▸ Goal:
Scan the entries below for the word "from". Copy each line that has it.

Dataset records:
= = = =
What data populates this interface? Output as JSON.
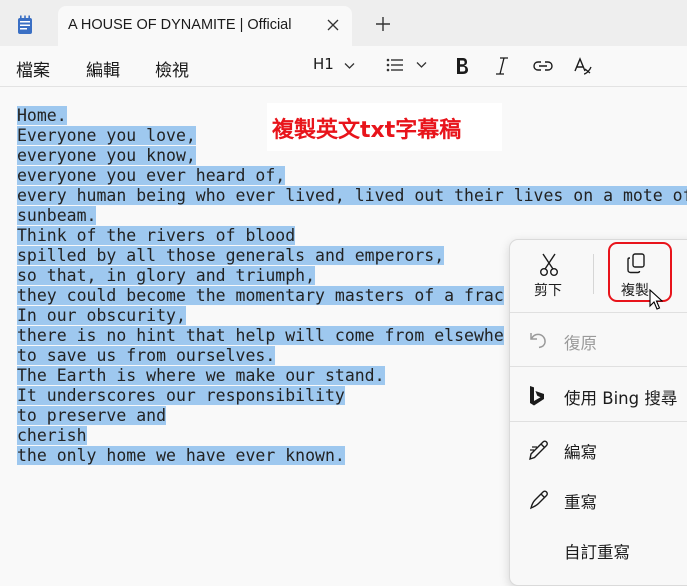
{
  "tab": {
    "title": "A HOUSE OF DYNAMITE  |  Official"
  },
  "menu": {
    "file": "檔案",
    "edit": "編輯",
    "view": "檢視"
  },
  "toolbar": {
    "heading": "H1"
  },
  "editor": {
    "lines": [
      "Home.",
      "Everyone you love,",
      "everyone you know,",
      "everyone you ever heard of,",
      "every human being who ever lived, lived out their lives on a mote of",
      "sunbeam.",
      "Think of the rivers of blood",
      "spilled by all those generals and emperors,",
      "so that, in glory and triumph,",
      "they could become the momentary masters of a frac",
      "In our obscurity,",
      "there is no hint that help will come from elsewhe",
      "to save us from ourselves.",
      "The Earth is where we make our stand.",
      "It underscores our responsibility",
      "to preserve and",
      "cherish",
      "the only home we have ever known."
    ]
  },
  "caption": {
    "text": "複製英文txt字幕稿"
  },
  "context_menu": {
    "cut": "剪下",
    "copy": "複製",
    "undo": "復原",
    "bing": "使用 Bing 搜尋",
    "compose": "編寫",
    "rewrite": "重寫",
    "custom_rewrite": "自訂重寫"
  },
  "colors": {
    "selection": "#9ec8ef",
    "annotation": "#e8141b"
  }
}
= = = =
▸ Reply:
      "there is no hint that help will come from elsewhe",
      "to save us from ourselves.",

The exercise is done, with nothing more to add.